> _Task to complete_
Go through the data below. List every line that holds the word "вызовы".
☆ ☆ ☆ ☆ ☆ ☆ ☆
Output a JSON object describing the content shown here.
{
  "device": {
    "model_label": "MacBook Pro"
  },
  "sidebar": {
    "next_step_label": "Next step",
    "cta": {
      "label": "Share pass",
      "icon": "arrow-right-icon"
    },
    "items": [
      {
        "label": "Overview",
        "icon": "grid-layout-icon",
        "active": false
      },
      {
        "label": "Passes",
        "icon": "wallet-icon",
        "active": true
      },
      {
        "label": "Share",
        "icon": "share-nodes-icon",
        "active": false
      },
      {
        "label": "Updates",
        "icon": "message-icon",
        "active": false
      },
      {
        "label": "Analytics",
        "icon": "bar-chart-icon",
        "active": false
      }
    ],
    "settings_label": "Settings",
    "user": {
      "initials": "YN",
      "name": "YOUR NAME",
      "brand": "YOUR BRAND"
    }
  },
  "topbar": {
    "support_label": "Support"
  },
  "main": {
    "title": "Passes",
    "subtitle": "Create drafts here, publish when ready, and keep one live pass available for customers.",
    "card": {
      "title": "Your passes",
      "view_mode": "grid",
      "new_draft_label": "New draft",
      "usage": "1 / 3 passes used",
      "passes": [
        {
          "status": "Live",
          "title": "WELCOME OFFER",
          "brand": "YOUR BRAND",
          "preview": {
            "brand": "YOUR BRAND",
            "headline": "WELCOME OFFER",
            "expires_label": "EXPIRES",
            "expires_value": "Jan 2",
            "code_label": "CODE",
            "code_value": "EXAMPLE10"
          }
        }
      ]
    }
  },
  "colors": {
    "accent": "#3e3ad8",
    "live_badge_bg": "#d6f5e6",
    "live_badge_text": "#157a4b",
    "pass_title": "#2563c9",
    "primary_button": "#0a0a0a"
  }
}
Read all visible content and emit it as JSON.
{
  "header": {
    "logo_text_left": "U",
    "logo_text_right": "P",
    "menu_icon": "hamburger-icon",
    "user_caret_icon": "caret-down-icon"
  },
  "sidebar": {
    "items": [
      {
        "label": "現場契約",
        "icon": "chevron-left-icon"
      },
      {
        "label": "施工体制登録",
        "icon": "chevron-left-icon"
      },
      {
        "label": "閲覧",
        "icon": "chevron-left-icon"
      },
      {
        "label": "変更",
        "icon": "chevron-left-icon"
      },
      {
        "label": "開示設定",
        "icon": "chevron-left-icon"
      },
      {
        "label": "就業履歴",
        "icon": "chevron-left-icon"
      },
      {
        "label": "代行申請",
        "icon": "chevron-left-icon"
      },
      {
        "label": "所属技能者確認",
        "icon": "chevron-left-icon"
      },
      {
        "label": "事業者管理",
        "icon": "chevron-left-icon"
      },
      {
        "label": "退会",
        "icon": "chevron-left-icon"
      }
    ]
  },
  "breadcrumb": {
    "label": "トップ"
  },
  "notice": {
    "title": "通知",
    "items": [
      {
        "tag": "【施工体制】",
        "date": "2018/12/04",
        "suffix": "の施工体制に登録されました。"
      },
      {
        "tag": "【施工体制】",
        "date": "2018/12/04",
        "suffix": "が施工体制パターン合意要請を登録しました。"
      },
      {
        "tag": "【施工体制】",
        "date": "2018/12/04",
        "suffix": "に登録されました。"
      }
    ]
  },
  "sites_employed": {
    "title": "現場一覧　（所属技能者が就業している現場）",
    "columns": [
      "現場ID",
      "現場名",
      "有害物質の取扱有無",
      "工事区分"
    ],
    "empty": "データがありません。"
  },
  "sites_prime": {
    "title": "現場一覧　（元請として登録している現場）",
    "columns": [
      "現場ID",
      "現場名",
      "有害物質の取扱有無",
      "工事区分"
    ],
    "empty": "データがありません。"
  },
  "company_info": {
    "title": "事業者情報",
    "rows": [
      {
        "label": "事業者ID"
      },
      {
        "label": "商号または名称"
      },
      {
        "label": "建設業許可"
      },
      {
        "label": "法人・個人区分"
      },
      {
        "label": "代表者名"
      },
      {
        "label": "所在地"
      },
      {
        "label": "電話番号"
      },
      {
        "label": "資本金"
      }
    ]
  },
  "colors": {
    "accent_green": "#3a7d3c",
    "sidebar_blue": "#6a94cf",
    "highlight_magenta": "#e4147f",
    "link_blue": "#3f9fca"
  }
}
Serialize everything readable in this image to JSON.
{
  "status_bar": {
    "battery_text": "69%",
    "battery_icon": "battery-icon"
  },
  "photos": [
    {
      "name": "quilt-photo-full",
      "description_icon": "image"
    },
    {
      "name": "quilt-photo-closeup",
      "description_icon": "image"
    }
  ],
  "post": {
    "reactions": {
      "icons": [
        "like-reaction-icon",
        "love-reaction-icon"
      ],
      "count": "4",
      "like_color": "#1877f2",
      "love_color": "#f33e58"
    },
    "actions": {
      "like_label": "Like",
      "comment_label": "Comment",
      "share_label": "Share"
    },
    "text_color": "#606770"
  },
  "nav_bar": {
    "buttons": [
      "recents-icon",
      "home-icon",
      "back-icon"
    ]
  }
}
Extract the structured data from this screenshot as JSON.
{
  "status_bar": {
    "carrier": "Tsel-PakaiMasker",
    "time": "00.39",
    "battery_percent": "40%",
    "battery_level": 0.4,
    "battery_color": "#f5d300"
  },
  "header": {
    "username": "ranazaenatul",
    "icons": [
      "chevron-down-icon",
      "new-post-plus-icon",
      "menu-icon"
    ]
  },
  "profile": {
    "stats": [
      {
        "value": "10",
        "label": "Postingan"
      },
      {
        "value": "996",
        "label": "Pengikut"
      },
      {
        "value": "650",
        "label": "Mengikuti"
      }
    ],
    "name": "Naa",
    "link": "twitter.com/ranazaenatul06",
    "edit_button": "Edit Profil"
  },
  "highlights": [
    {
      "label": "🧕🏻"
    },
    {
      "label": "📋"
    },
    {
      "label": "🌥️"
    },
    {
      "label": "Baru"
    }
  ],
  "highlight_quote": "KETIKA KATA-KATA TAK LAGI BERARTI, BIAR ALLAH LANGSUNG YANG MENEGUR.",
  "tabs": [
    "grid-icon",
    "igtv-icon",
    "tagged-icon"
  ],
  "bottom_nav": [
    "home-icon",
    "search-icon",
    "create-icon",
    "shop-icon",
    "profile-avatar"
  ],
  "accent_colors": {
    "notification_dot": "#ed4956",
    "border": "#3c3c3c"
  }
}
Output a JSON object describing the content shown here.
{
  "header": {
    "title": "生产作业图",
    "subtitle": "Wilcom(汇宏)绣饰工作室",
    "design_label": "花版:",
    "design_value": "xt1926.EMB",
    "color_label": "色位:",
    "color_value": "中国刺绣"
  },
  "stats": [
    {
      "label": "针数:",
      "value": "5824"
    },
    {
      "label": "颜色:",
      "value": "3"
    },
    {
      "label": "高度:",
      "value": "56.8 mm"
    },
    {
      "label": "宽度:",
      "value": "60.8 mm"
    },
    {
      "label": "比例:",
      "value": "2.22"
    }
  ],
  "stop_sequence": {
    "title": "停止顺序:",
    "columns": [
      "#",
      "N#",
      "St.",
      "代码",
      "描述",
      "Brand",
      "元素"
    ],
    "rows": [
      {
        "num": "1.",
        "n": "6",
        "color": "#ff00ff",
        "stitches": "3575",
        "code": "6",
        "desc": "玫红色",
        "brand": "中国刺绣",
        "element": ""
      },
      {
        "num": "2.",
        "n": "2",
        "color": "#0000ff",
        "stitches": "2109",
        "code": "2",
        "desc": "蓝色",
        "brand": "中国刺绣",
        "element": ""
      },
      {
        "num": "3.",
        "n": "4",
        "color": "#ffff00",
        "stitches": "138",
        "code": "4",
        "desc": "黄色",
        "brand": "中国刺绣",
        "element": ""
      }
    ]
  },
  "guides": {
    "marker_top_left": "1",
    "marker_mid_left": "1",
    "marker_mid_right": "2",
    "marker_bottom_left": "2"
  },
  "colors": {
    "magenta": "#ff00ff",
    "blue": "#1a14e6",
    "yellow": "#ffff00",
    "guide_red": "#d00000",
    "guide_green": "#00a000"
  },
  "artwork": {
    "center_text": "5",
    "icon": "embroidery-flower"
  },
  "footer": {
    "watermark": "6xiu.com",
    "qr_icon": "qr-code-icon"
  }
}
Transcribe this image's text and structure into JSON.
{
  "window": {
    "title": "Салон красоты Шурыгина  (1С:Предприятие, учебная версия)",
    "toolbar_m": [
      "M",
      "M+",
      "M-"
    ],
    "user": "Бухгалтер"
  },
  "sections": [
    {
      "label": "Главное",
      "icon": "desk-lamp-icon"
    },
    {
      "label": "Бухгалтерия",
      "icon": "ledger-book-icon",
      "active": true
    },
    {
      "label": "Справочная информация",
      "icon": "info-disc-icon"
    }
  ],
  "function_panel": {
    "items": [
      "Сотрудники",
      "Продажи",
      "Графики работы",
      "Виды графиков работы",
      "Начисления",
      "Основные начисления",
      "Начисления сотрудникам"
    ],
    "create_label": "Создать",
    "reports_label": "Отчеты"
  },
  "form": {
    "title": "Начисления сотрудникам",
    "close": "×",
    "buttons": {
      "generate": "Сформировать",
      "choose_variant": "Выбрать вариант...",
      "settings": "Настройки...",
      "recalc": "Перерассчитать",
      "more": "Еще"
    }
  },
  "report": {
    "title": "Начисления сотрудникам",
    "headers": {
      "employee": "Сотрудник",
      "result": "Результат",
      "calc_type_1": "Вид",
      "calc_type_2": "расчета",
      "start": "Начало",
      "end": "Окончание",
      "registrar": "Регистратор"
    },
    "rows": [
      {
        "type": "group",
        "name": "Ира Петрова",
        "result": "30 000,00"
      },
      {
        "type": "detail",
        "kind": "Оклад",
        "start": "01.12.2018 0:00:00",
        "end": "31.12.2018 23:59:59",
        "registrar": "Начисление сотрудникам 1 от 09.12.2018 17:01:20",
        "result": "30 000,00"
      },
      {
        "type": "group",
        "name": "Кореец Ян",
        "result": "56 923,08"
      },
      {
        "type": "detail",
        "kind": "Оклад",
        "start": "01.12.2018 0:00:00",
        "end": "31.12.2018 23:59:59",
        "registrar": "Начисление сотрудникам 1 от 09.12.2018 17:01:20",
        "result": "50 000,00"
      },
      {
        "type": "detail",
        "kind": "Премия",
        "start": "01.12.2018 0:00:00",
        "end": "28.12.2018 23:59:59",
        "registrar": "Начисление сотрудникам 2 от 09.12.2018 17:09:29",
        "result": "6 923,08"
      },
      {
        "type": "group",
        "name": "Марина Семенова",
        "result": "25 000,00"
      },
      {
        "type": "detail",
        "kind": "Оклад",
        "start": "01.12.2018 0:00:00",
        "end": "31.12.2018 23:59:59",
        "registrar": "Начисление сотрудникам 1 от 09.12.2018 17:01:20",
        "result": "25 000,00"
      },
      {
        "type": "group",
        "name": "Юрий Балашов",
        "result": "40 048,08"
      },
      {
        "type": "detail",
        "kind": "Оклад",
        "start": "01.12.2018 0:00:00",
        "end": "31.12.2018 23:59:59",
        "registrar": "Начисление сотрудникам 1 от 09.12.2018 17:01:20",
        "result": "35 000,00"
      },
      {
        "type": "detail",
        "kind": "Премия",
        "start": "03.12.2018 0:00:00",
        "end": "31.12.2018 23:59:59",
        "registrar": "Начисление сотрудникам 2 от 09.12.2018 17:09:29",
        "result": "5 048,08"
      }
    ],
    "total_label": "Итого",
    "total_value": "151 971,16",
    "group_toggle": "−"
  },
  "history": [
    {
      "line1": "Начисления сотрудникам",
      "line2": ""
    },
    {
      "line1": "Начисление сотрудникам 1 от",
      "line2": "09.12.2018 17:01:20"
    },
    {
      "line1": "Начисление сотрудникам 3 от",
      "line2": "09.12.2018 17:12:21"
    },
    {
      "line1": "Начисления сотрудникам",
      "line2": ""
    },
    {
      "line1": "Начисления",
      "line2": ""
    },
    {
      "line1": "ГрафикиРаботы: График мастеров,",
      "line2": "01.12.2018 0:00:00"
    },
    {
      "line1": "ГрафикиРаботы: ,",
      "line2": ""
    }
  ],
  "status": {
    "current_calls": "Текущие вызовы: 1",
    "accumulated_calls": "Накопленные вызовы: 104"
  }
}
☆ ☆ ☆ ☆ ☆ ☆ ☆
> _Solution to this exercise_
    "current_calls": "Текущие вызовы: 1",
    "accumulated_calls": "Накопленные вызовы: 104"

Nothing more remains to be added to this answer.